Brief
Copy each line of the listing below exactly.

(Dataset entries)

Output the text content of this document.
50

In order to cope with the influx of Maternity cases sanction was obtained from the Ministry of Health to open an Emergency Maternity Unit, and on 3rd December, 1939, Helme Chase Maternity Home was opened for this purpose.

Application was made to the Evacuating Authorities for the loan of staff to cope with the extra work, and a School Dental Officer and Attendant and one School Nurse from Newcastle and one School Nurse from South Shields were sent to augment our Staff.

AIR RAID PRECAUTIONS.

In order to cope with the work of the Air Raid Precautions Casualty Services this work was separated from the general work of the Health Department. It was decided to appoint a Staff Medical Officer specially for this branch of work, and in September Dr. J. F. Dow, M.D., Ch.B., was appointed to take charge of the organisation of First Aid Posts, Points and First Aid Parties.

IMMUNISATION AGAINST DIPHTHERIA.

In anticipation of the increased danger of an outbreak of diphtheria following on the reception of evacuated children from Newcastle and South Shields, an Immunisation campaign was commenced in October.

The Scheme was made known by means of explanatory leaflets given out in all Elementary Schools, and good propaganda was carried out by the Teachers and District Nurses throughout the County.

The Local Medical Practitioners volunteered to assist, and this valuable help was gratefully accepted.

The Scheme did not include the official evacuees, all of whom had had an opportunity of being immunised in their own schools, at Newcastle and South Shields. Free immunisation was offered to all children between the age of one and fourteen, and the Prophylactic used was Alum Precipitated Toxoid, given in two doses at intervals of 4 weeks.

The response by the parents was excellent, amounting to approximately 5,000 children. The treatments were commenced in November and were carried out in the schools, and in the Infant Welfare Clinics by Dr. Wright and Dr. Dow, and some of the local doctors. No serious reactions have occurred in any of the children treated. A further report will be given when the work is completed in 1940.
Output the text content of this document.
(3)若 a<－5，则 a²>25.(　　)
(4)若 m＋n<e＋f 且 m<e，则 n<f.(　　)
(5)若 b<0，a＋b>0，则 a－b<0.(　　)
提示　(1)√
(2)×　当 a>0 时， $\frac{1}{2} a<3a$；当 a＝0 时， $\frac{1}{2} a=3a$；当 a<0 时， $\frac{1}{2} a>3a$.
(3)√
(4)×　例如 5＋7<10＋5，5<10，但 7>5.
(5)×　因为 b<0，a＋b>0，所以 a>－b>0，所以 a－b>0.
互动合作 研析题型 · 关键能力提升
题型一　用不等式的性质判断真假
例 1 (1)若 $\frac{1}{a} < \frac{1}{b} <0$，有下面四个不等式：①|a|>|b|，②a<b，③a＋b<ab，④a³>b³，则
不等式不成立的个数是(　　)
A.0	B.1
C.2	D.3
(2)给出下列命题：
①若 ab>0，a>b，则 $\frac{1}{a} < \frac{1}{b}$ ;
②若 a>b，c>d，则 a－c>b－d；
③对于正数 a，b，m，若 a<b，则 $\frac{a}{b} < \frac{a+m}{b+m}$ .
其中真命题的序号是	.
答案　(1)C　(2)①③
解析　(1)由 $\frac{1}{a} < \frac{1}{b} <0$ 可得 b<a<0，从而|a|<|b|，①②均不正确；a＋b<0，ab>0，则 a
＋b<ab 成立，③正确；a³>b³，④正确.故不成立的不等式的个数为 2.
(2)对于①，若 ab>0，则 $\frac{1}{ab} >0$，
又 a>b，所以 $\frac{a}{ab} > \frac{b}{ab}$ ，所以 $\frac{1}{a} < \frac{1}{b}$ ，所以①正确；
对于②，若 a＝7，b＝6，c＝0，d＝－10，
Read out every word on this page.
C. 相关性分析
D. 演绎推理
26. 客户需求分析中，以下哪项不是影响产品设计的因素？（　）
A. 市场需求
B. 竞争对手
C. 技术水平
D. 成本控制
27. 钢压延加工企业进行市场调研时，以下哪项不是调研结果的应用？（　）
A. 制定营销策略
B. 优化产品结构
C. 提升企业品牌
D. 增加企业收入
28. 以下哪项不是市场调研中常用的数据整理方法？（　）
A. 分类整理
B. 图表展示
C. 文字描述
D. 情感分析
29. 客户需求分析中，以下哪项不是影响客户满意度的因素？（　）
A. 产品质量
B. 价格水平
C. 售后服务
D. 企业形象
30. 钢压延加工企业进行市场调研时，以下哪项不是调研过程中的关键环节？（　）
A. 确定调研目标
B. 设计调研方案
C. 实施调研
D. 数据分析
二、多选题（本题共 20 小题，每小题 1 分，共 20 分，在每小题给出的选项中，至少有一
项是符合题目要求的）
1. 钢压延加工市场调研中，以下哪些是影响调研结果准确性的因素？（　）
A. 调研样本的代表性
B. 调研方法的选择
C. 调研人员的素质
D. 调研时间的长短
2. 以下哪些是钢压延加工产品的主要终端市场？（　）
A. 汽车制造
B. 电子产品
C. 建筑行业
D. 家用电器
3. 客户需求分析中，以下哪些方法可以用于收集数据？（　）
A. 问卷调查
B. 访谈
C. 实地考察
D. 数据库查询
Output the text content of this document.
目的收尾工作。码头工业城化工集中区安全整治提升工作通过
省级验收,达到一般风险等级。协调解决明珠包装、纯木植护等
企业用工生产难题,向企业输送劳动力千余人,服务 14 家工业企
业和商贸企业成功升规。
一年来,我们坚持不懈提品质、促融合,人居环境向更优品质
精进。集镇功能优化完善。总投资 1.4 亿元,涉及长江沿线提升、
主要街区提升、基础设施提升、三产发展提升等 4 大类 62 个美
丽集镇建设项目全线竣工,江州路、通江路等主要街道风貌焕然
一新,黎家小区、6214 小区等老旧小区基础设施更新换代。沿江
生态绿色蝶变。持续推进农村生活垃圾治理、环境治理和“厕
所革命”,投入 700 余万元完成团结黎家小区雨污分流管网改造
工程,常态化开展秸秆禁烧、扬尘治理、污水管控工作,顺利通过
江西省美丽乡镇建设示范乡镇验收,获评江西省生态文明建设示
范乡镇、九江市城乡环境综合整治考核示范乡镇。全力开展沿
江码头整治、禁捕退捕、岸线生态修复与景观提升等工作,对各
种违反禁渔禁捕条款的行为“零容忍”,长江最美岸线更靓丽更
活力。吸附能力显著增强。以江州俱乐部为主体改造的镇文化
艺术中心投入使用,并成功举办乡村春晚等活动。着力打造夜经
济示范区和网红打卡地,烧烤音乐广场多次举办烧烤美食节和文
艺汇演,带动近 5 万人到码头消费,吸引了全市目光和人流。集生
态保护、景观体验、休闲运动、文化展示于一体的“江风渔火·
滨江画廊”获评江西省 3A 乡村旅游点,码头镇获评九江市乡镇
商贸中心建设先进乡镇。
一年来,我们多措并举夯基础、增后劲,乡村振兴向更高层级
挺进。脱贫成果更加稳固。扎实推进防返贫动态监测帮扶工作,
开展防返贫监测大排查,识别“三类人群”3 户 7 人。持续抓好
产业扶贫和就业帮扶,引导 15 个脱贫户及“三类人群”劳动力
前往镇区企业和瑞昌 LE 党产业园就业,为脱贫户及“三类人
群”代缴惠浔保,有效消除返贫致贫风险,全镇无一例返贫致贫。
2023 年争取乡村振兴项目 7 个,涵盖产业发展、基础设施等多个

Solution below
Output the text content of this document.
50

In order to cope with the influx of Maternity cases sanction was obtained from the Ministry of Health to open an Emergency Maternity Unit, and on 3rd December, 1939, Helme Chase Maternity Home was opened for this purpose.

Application was made to the Evacuating Authorities for the loan of staff to cope with the extra work, and a School Dental Officer and Attendant and one School Nurse from Newcastle and one School Nurse from South Shields were sent to augment our Staff.

AIR RAID PRECAUTIONS.

In order to cope with the work of the Air Raid Precautions Casualty Services this work was separated from the general work of the Health Department. It was decided to appoint a Staff Medical Officer specially for this branch of work, and in September Dr. J. F. Dow, M.D., Ch.B., was appointed to take charge of the organisation of First Aid Posts, Points and First Aid Parties.

IMMUNISATION AGAINST DIPHTHERIA.

In anticipation of the increased danger of an outbreak of diphtheria following on the reception of evacuated children from Newcastle and South Shields, an Immunisation campaign was commenced in October.

The Scheme was made known by means of explanatory leaflets given out in all Elementary Schools, and good propaganda was carried out by the Teachers and District Nurses throughout the County.

The Local Medical Practitioners volunteered to assist, and this valuable help was gratefully accepted.

The Scheme did not include the official evacuees, all of whom had had an opportunity of being immunised in their own schools, at Newcastle and South Shields. Free immunisation was offered to all children between the age of one and fourteen, and the Prophylactic used was Alum Precipitated Toxoid, given in two doses at intervals of 4 weeks.

The response by the parents was excellent, amounting to approximately 5,000 children. The treatments were commenced in November and were carried out in the schools, and in the Infant Welfare Clinics by Dr. Wright and Dr. Dow, and some of the local doctors. No serious reactions have occurred in any of the children treated. A further report will be given when the work is completed in 1940.
Output the text content of this document.
(3)若 a<－5，则 a²>25.(　　)
(4)若 m＋n<e＋f 且 m<e，则 n<f.(　　)
(5)若 b<0，a＋b>0，则 a－b<0.(　　)
提示　(1)√
(2)×　当 a>0 时， $\frac{1}{2} a<3a$；当 a＝0 时， $\frac{1}{2} a=3a$；当 a<0 时， $\frac{1}{2} a>3a$.
(3)√
(4)×　例如 5＋7<10＋5，5<10，但 7>5.
(5)×　因为 b<0，a＋b>0，所以 a>－b>0，所以 a－b>0.
互动合作 研析题型 · 关键能力提升
题型一　用不等式的性质判断真假
例 1 (1)若 $\frac{1}{a} < \frac{1}{b} <0$，有下面四个不等式：①|a|>|b|，②a<b，③a＋b<ab，④a³>b³，则
不等式不成立的个数是(　　)
A.0	B.1
C.2	D.3
(2)给出下列命题：
①若 ab>0，a>b，则 $\frac{1}{a} < \frac{1}{b}$ ;
②若 a>b，c>d，则 a－c>b－d；
③对于正数 a，b，m，若 a<b，则 $\frac{a}{b} < \frac{a+m}{b+m}$ .
其中真命题的序号是	.
答案　(1)C　(2)①③
解析　(1)由 $\frac{1}{a} < \frac{1}{b} <0$ 可得 b<a<0，从而|a|<|b|，①②均不正确；a＋b<0，ab>0，则 a
＋b<ab 成立，③正确；a³>b³，④正确.故不成立的不等式的个数为 2.
(2)对于①，若 ab>0，则 $\frac{1}{ab} >0$，
又 a>b，所以 $\frac{a}{ab} > \frac{b}{ab}$ ，所以 $\frac{1}{a} < \frac{1}{b}$ ，所以①正确；
对于②，若 a＝7，b＝6，c＝0，d＝－10，
Read out every word on this page.
C. 相关性分析
D. 演绎推理
26. 客户需求分析中，以下哪项不是影响产品设计的因素？（　）
A. 市场需求
B. 竞争对手
C. 技术水平
D. 成本控制
27. 钢压延加工企业进行市场调研时，以下哪项不是调研结果的应用？（　）
A. 制定营销策略
B. 优化产品结构
C. 提升企业品牌
D. 增加企业收入
28. 以下哪项不是市场调研中常用的数据整理方法？（　）
A. 分类整理
B. 图表展示
C. 文字描述
D. 情感分析
29. 客户需求分析中，以下哪项不是影响客户满意度的因素？（　）
A. 产品质量
B. 价格水平
C. 售后服务
D. 企业形象
30. 钢压延加工企业进行市场调研时，以下哪项不是调研过程中的关键环节？（　）
A. 确定调研目标
B. 设计调研方案
C. 实施调研
D. 数据分析
二、多选题（本题共 20 小题，每小题 1 分，共 20 分，在每小题给出的选项中，至少有一
项是符合题目要求的）
1. 钢压延加工市场调研中，以下哪些是影响调研结果准确性的因素？（　）
A. 调研样本的代表性
B. 调研方法的选择
C. 调研人员的素质
D. 调研时间的长短
2. 以下哪些是钢压延加工产品的主要终端市场？（　）
A. 汽车制造
B. 电子产品
C. 建筑行业
D. 家用电器
3. 客户需求分析中，以下哪些方法可以用于收集数据？（　）
A. 问卷调查
B. 访谈
C. 实地考察
D. 数据库查询
Output the text content of this document.
目的收尾工作。码头工业城化工集中区安全整治提升工作通过
省级验收,达到一般风险等级。协调解决明珠包装、纯木植护等
企业用工生产难题,向企业输送劳动力千余人,服务 14 家工业企
业和商贸企业成功升规。
一年来,我们坚持不懈提品质、促融合,人居环境向更优品质
精进。集镇功能优化完善。总投资 1.4 亿元,涉及长江沿线提升、
主要街区提升、基础设施提升、三产发展提升等 4 大类 62 个美
丽集镇建设项目全线竣工,江州路、通江路等主要街道风貌焕然
一新,黎家小区、6214 小区等老旧小区基础设施更新换代。沿江
生态绿色蝶变。持续推进农村生活垃圾治理、环境治理和“厕
所革命”,投入 700 余万元完成团结黎家小区雨污分流管网改造
工程,常态化开展秸秆禁烧、扬尘治理、污水管控工作,顺利通过
江西省美丽乡镇建设示范乡镇验收,获评江西省生态文明建设示
范乡镇、九江市城乡环境综合整治考核示范乡镇。全力开展沿
江码头整治、禁捕退捕、岸线生态修复与景观提升等工作,对各
种违反禁渔禁捕条款的行为“零容忍”,长江最美岸线更靓丽更
活力。吸附能力显著增强。以江州俱乐部为主体改造的镇文化
艺术中心投入使用,并成功举办乡村春晚等活动。着力打造夜经
济示范区和网红打卡地,烧烤音乐广场多次举办烧烤美食节和文
艺汇演,带动近 5 万人到码头消费,吸引了全市目光和人流。集生
态保护、景观体验、休闲运动、文化展示于一体的“江风渔火·
滨江画廊”获评江西省 3A 乡村旅游点,码头镇获评九江市乡镇
商贸中心建设先进乡镇。
一年来,我们多措并举夯基础、增后劲,乡村振兴向更高层级
挺进。脱贫成果更加稳固。扎实推进防返贫动态监测帮扶工作,
开展防返贫监测大排查,识别“三类人群”3 户 7 人。持续抓好
产业扶贫和就业帮扶,引导 15 个脱贫户及“三类人群”劳动力
前往镇区企业和瑞昌 LE 党产业园就业,为脱贫户及“三类人
群”代缴惠浔保,有效消除返贫致贫风险,全镇无一例返贫致贫。
2023 年争取乡村振兴项目 7 个,涵盖产业发展、基础设施等多个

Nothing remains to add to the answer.